WHAT IS EXPECTED:
Write out every entry word for word.

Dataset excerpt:
# # #

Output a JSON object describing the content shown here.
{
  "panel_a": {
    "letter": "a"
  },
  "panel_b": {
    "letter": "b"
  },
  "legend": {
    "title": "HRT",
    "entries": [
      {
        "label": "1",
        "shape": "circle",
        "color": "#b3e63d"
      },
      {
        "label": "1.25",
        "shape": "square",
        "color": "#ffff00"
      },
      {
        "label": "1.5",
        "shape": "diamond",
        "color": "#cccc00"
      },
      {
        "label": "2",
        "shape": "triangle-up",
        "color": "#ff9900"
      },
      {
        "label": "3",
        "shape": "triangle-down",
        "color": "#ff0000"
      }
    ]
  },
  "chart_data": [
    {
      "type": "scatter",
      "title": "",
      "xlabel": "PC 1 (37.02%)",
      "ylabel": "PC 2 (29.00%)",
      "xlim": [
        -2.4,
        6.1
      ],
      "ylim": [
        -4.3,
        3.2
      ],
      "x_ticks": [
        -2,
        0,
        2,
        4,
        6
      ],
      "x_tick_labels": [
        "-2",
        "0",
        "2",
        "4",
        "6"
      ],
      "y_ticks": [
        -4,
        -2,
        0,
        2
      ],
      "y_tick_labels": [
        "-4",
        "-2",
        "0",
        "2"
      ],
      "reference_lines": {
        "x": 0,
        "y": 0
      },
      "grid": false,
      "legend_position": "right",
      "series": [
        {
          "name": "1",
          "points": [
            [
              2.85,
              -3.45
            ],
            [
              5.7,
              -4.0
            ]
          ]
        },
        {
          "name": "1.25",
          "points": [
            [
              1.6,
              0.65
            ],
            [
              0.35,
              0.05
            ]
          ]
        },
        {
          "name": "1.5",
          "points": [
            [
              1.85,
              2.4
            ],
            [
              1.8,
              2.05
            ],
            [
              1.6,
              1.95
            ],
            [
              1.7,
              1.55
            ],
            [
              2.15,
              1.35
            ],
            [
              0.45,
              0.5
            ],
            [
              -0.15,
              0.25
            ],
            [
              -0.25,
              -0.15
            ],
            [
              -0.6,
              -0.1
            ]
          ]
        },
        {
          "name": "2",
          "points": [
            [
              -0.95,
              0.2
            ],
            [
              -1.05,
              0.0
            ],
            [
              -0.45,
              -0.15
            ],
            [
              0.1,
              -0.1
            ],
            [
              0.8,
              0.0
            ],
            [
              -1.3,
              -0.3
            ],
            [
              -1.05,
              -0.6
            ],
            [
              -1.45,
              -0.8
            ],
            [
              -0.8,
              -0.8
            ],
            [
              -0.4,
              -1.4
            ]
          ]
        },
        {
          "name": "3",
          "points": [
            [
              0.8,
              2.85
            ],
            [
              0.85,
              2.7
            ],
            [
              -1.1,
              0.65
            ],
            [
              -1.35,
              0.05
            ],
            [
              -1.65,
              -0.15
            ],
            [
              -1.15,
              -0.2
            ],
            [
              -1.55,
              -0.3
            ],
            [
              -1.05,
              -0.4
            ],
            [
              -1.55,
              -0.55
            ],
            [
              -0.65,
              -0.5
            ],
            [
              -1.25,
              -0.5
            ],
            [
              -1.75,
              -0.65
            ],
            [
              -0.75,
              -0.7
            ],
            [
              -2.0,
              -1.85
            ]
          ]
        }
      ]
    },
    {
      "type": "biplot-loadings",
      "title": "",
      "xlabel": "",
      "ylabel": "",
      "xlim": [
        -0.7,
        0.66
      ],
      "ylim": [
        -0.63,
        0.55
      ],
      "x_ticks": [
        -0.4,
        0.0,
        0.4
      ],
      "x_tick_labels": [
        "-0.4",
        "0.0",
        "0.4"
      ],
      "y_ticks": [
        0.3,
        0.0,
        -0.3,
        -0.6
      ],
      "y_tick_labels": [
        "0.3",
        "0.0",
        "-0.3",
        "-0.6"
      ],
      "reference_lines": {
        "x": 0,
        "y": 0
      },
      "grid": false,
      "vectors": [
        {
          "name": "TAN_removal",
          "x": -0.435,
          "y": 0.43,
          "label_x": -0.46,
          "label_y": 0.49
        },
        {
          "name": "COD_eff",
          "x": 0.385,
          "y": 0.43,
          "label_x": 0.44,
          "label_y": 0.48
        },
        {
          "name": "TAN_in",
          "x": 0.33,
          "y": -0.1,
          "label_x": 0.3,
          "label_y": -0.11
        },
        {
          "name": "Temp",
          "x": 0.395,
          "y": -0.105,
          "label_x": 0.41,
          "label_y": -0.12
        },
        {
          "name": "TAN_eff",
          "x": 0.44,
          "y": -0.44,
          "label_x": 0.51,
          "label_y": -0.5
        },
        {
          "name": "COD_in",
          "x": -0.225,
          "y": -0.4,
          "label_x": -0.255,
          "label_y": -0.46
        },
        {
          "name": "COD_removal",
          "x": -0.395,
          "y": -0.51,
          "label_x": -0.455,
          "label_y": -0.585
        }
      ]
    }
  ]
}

# # #

COMPLETE RESPONSE:
Output a JSON object describing the content shown here.
{
  "panel_a": {
    "letter": "a"
  },
  "panel_b": {
    "letter": "b"
  },
  "legend": {
    "title": "HRT",
    "entries": [
      {
        "label": "1",
        "shape": "circle",
        "color": "#b3e63d"
      },
      {
        "label": "1.25",
        "shape": "square",
        "color": "#ffff00"
      },
      {
        "label": "1.5",
        "shape": "diamond",
        "color": "#cccc00"
      },
      {
        "label": "2",
        "shape": "triangle-up",
        "color": "#ff9900"
      },
      {
        "label": "3",
        "shape": "triangle-down",
        "color": "#ff0000"
      }
    ]
  },
  "chart_data": [
    {
      "type": "scatter",
      "title": "",
      "xlabel": "PC 1 (37.02%)",
      "ylabel": "PC 2 (29.00%)",
      "xlim": [
        -2.4,
        6.1
      ],
      "ylim": [
        -4.3,
        3.2
      ],
      "x_ticks": [
        -2,
        0,
        2,
        4,
        6
      ],
      "x_tick_labels": [
        "-2",
        "0",
        "2",
        "4",
        "6"
      ],
      "y_ticks": [
        -4,
        -2,
        0,
        2
      ],
      "y_tick_labels": [
        "-4",
        "-2",
        "0",
        "2"
      ],
      "reference_lines": {
        "x": 0,
        "y": 0
      },
      "grid": false,
      "legend_position": "right",
      "series": [
        {
          "name": "1",
          "points": [
            [
              2.85,
              -3.45
            ],
            [
              5.7,
              -4.0
            ]
          ]
        },
        {
          "name": "1.25",
          "points": [
            [
              1.6,
              0.65
            ],
            [
              0.35,
              0.05
            ]
          ]
        },
        {
          "name": "1.5",
          "points": [
            [
              1.85,
              2.4
            ],
            [
              1.8,
              2.05
            ],
            [
              1.6,
              1.95
            ],
            [
              1.7,
              1.55
            ],
            [
              2.15,
              1.35
            ],
            [
              0.45,
              0.5
            ],
            [
              -0.15,
              0.25
            ],
            [
              -0.25,
              -0.15
            ],
            [
              -0.6,
              -0.1
            ]
          ]
        },
        {
          "name": "2",
          "points": [
            [
              -0.95,
              0.2
            ],
            [
              -1.05,
              0.0
            ],
            [
              -0.45,
              -0.15
            ],
            [
              0.1,
              -0.1
            ],
            [
              0.8,
              0.0
            ],
            [
              -1.3,
              -0.3
            ],
            [
              -1.05,
              -0.6
            ],
            [
              -1.45,
              -0.8
            ],
            [
              -0.8,
              -0.8
            ],
            [
              -0.4,
              -1.4
            ]
          ]
        },
        {
          "name": "3",
          "points": [
            [
              0.8,
              2.85
            ],
            [
              0.85,
              2.7
            ],
            [
              -1.1,
              0.65
            ],
            [
              -1.35,
              0.05
            ],
            [
              -1.65,
              -0.15
            ],
            [
              -1.15,
              -0.2
            ],
            [
              -1.55,
              -0.3
            ],
            [
              -1.05,
              -0.4
            ],
            [
              -1.55,
              -0.55
            ],
            [
              -0.65,
              -0.5
            ],
            [
              -1.25,
              -0.5
            ],
            [
              -1.75,
              -0.65
            ],
            [
              -0.75,
              -0.7
            ],
            [
              -2.0,
              -1.85
            ]
          ]
        }
      ]
    },
    {
      "type": "biplot-loadings",
      "title": "",
      "xlabel": "",
      "ylabel": "",
      "xlim": [
        -0.7,
        0.66
      ],
      "ylim": [
        -0.63,
        0.55
      ],
      "x_ticks": [
        -0.4,
        0.0,
        0.4
      ],
      "x_tick_labels": [
        "-0.4",
        "0.0",
        "0.4"
      ],
      "y_ticks": [
        0.3,
        0.0,
        -0.3,
        -0.6
      ],
      "y_tick_labels": [
        "0.3",
        "0.0",
        "-0.3",
        "-0.6"
      ],
      "reference_lines": {
        "x": 0,
        "y": 0
      },
      "grid": false,
      "vectors": [
        {
          "name": "TAN_removal",
          "x": -0.435,
          "y": 0.43,
          "label_x": -0.46,
          "label_y": 0.49
        },
        {
          "name": "COD_eff",
          "x": 0.385,
          "y": 0.43,
          "label_x": 0.44,
          "label_y": 0.48
        },
        {
          "name": "TAN_in",
          "x": 0.33,
          "y": -0.1,
          "label_x": 0.3,
          "label_y": -0.11
        },
        {
          "name": "Temp",
          "x": 0.395,
          "y": -0.105,
          "label_x": 0.41,
          "label_y": -0.12
        },
        {
          "name": "TAN_eff",
          "x": 0.44,
          "y": -0.44,
          "label_x": 0.51,
          "label_y": -0.5
        },
        {
          "name": "COD_in",
          "x": -0.225,
          "y": -0.4,
          "label_x": -0.255,
          "label_y": -0.46
        },
        {
          "name": "COD_removal",
          "x": -0.395,
          "y": -0.51,
          "label_x": -0.455,
          "label_y": -0.585
        }
      ]
    }
  ]
}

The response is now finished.